- [What the task requires]:
Counting only lines that hold "してください", give the total and nothing more.

*** Input material ***

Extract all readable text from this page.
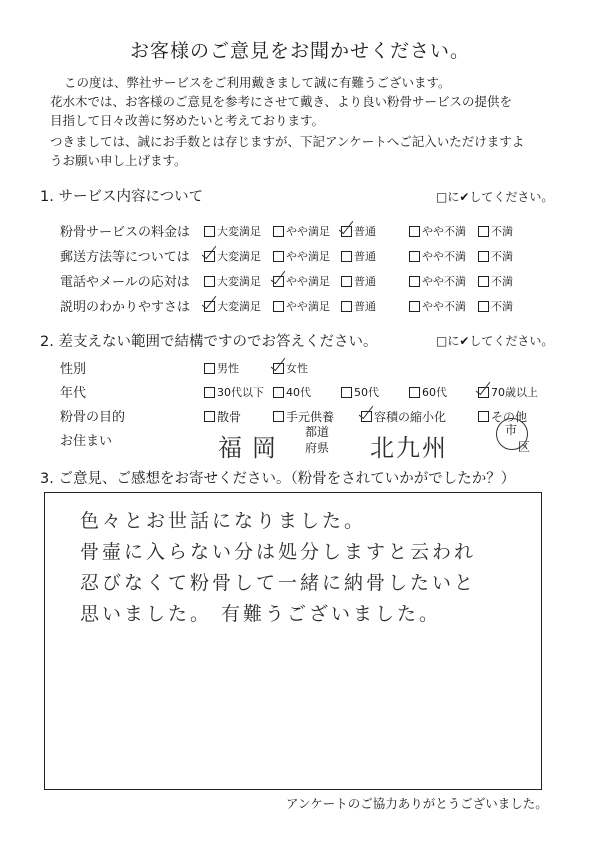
お客様のご意見をお聞かせください。
この度は、弊社サービスをご利用戴きまして誠に有難うございます。
花水木では、お客様のご意見を参考にさせて戴き、より良い粉骨サービスの提供を
目指して日々改善に努めたいと考えております。
つきましては、誠にお手数とは存じますが、下記アンケートへご記入いただけますよ
うお願い申し上げます。
1. サービス内容について	□に✔してください。
粉骨サービスの料金は 大変満足 やや満足 普通	やや不満 不満
郵送方法等については 大変満足 やや満足 普通	やや不満 不満
電話やメールの応対は 大変満足 やや満足 普通	やや不満 不満
説明のわかりやすさは 大変満足 やや満足 普通	やや不満 不満
2. 差支えない範囲で結構ですのでお答えください。	□に✔してください。
性別	男性	女性
年代	30代以下 40代	50代	60代	70歳以上
粉骨の目的	散骨	手元供養	容積の縮小化	その他
お住まい	福岡
都道
府県 北九州
市
区
3. ご意見、ご感想をお寄せください。（粉骨をされていかがでしたか？）
色々とお世話になりました。
骨壷に入らない分は処分しますと云われ
忍びなくて粉骨して一緒に納骨したいと
思いました。 有難うございました。
アンケートのご協力ありがとうございました。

***

- [Answer below]:
2